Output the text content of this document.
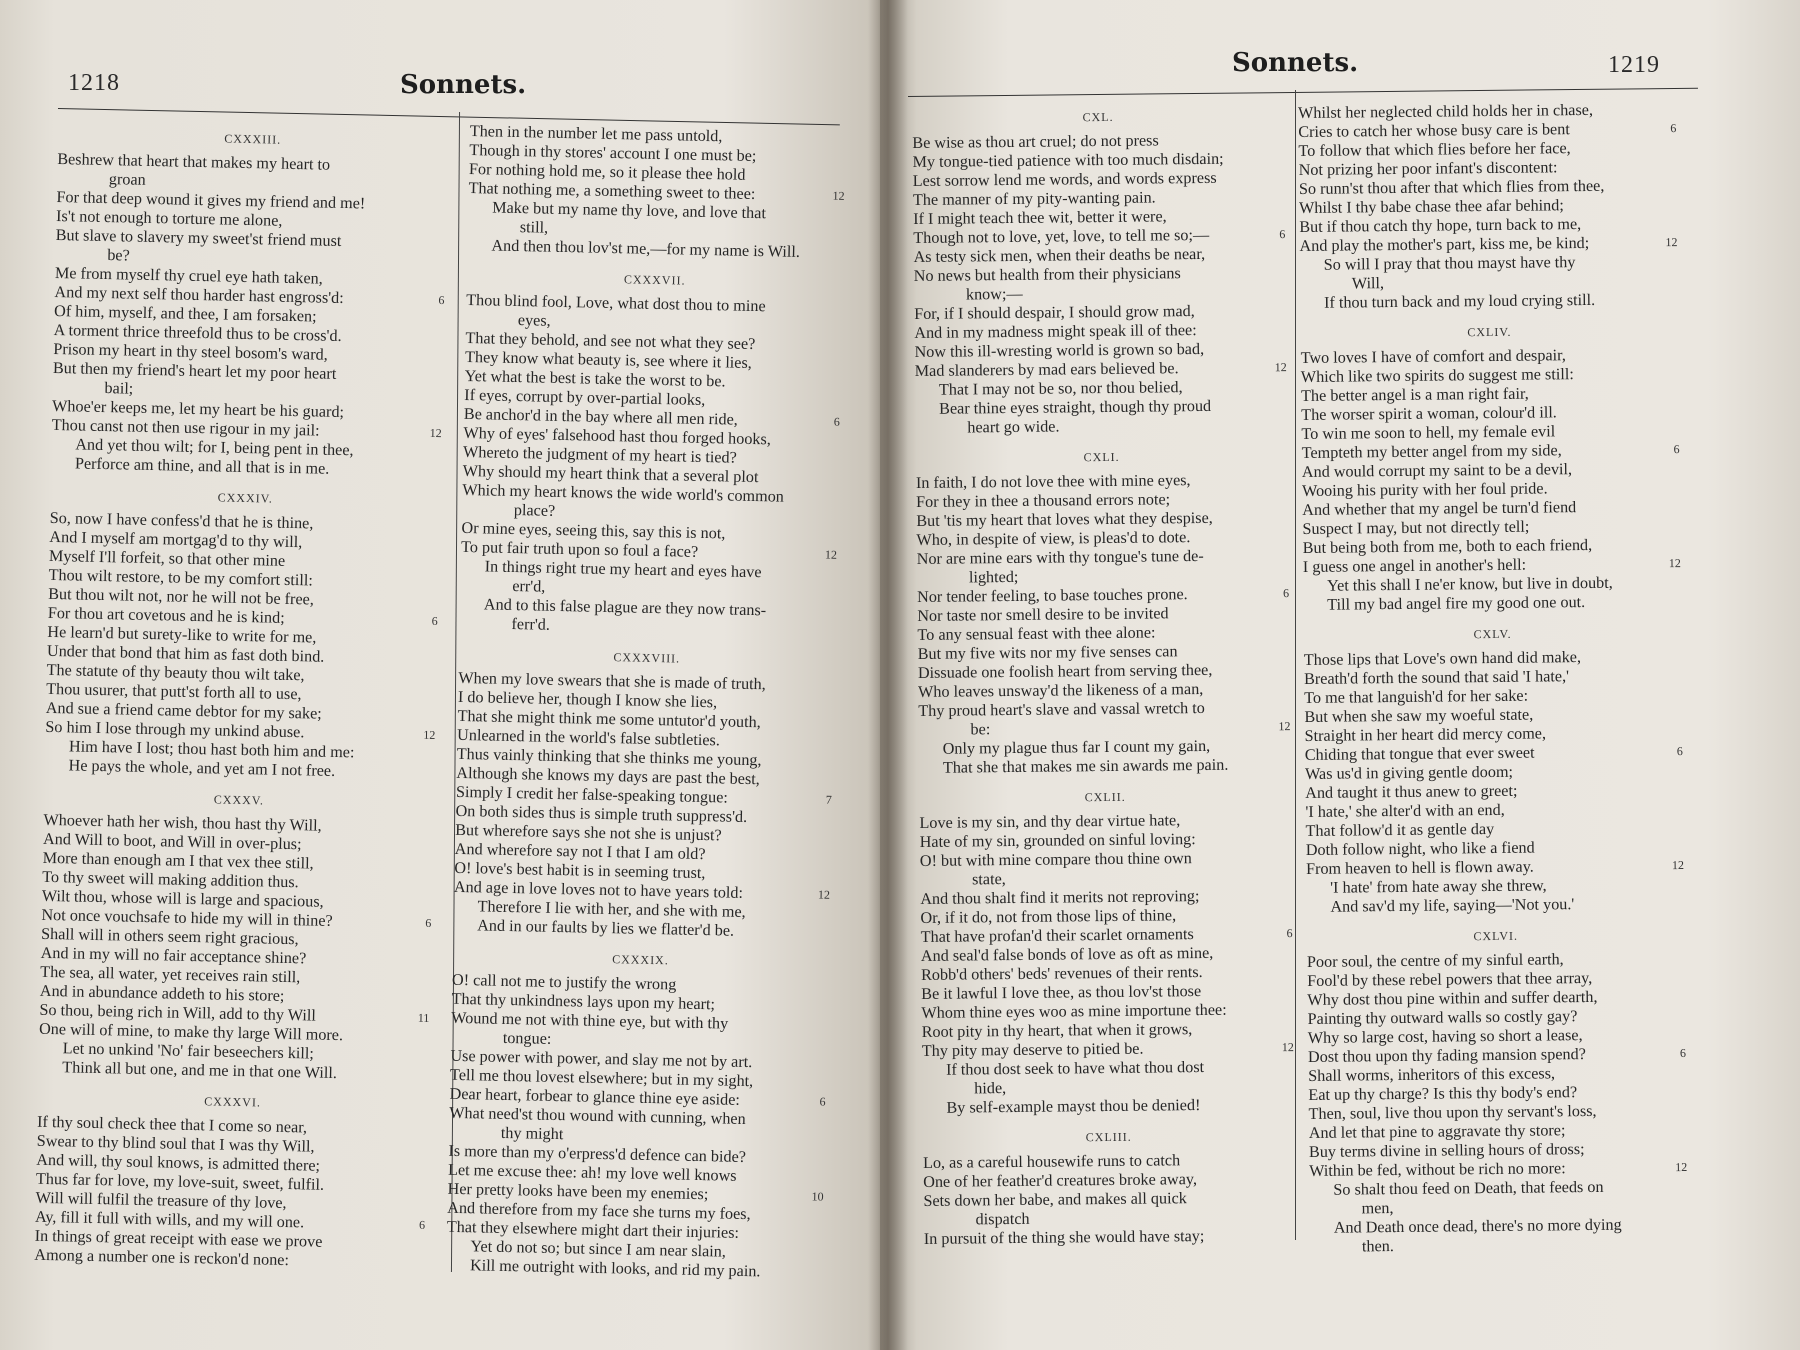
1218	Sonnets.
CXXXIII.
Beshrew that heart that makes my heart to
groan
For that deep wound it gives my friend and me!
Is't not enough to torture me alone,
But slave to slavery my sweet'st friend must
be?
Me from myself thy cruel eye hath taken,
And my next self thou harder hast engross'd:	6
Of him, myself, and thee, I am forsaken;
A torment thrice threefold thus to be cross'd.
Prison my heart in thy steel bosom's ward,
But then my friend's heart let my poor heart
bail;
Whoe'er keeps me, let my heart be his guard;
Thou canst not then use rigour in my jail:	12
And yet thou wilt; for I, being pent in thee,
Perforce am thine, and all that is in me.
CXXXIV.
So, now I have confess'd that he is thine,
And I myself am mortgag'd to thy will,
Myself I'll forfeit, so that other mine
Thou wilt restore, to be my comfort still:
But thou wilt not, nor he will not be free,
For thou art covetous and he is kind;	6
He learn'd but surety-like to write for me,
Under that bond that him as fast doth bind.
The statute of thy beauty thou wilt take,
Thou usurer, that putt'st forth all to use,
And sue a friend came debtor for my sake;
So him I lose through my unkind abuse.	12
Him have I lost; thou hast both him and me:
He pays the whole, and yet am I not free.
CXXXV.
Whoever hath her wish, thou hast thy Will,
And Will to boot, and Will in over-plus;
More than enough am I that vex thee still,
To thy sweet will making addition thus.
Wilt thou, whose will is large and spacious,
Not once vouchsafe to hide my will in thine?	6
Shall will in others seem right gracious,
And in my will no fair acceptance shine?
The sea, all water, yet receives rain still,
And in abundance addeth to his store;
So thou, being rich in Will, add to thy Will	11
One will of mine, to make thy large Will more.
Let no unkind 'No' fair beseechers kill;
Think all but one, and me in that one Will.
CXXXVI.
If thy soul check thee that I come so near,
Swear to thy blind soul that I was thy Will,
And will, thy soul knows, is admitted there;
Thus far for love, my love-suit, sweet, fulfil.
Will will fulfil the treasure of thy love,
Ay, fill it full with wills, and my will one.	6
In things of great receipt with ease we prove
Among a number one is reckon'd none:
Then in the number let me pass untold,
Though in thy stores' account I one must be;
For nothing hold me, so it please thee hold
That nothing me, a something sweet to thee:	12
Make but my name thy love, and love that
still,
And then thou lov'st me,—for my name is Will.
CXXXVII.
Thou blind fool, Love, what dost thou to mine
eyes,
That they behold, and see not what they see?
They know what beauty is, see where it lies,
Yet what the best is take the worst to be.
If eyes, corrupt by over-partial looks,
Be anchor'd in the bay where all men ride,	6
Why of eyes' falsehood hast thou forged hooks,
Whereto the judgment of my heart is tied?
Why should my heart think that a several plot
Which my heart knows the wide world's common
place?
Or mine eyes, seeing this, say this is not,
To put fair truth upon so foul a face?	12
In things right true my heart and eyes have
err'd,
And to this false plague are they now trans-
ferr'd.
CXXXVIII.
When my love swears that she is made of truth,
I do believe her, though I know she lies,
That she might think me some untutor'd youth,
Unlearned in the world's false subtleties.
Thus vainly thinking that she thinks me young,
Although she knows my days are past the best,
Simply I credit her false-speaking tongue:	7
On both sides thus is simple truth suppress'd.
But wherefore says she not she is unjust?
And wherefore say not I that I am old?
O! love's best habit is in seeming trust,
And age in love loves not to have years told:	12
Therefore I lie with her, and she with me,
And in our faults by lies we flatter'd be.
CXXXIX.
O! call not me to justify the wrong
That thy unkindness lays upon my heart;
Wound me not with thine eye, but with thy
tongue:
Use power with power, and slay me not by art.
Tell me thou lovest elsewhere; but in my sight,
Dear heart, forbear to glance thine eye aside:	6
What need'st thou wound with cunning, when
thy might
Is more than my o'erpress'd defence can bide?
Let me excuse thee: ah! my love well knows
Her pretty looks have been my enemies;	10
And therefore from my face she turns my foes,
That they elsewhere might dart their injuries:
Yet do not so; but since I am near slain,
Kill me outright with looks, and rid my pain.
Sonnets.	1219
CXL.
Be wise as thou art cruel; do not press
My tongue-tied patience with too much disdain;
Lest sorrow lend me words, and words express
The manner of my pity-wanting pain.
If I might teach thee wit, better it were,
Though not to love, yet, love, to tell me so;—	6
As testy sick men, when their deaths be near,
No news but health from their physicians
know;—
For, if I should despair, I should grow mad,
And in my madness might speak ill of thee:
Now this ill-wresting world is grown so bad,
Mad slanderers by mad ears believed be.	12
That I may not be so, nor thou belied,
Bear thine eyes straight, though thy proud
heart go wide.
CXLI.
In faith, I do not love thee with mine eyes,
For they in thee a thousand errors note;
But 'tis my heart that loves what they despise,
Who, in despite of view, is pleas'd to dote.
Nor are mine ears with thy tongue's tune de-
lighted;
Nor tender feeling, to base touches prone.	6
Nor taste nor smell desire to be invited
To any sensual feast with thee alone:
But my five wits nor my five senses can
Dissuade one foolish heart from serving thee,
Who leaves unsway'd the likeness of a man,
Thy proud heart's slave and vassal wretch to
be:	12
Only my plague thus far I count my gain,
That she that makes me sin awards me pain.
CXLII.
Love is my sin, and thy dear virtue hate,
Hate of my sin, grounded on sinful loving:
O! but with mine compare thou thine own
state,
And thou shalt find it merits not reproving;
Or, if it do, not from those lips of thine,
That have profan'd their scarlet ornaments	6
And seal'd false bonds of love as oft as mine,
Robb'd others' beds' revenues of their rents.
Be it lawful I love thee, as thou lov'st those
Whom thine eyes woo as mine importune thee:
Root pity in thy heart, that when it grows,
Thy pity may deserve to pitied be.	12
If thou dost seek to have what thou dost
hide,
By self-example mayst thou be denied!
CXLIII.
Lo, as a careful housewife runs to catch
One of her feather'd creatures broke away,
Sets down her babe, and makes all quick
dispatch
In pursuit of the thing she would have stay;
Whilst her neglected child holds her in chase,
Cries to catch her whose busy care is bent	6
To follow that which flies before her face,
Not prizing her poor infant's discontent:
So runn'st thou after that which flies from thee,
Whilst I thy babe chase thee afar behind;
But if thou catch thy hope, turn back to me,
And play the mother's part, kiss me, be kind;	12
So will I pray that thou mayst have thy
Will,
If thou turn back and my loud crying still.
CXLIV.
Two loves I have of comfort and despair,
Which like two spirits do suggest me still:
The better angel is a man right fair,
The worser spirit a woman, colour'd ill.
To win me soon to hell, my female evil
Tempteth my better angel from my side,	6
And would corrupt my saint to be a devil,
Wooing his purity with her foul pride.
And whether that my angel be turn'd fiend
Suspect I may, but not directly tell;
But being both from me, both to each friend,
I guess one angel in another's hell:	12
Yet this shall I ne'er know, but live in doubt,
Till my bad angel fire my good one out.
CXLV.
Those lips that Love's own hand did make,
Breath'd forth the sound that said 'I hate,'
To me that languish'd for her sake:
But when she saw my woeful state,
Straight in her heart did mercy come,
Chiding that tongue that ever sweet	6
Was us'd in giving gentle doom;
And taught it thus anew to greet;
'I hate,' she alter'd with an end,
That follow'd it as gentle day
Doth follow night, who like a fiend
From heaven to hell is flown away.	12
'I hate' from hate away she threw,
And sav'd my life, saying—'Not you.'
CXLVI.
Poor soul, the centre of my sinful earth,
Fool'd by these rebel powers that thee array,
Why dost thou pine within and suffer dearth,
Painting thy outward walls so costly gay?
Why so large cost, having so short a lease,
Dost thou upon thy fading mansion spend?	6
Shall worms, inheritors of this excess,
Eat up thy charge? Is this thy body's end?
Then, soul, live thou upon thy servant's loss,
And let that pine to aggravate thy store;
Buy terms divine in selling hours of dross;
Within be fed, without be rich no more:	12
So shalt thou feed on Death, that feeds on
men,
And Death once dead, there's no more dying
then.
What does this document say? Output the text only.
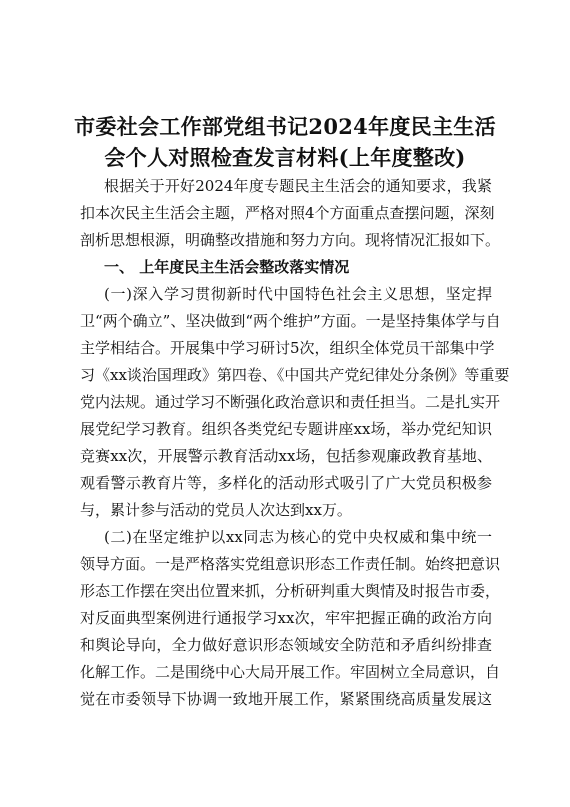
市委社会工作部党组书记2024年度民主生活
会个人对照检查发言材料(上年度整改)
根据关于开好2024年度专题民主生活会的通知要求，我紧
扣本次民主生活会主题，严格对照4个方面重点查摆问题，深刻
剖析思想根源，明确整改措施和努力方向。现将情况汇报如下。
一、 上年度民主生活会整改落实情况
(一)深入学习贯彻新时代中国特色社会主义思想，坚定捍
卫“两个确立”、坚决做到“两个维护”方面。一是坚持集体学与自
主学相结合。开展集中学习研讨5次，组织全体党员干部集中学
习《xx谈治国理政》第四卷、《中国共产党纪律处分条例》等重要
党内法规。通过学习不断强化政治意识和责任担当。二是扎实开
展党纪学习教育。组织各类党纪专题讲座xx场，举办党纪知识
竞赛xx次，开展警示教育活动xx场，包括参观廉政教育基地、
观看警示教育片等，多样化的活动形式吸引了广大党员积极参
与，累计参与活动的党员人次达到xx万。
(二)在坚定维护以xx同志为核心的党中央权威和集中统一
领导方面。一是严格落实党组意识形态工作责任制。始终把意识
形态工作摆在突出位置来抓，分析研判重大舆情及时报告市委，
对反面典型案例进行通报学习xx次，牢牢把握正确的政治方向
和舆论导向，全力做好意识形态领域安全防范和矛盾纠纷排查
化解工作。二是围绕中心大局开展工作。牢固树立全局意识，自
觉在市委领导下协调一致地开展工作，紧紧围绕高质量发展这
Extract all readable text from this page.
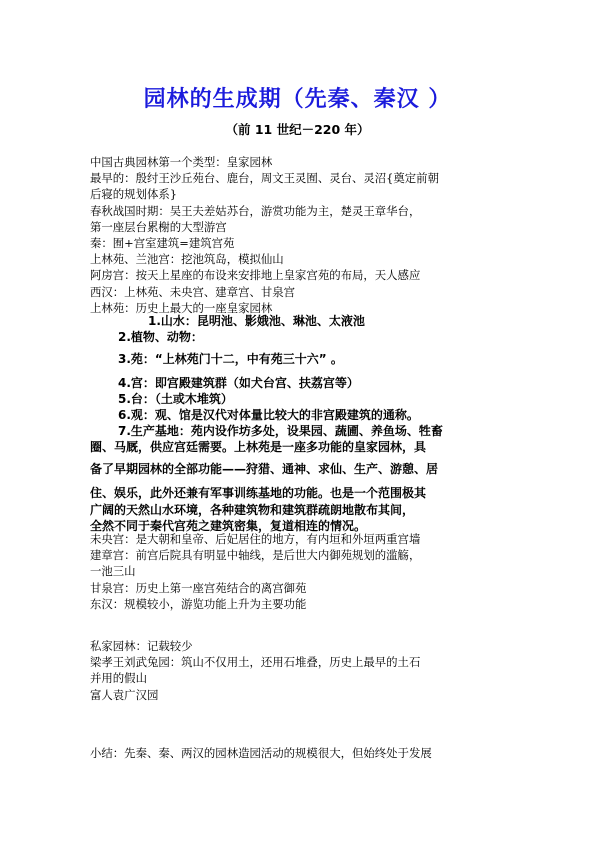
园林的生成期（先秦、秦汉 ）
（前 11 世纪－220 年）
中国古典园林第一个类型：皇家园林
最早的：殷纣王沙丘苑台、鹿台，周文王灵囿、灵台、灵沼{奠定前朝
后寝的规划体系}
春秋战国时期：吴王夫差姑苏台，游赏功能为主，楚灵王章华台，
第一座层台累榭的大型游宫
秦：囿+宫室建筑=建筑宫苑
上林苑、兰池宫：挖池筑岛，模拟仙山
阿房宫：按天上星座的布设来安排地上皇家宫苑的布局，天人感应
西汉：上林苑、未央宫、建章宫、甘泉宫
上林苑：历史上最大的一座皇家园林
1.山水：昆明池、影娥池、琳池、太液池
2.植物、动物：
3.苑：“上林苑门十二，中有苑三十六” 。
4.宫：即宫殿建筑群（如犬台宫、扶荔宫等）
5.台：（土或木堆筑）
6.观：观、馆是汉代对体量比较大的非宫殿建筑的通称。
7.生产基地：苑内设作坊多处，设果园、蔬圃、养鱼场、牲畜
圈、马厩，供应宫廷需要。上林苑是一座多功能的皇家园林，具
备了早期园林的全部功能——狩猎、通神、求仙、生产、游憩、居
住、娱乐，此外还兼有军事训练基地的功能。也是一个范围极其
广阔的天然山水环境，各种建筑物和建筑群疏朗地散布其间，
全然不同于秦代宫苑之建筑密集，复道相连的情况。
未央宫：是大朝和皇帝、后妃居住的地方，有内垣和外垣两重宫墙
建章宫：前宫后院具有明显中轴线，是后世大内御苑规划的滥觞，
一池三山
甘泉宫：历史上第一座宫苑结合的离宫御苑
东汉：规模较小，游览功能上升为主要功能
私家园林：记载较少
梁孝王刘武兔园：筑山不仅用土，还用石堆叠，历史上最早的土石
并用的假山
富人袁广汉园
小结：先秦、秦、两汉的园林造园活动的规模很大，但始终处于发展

.....

_Prompt_
Look above for lines with the word "fiend" and copy them all.

_The solution_
And whether that my angel be turn'd fiend
Doth follow night, who like a fiend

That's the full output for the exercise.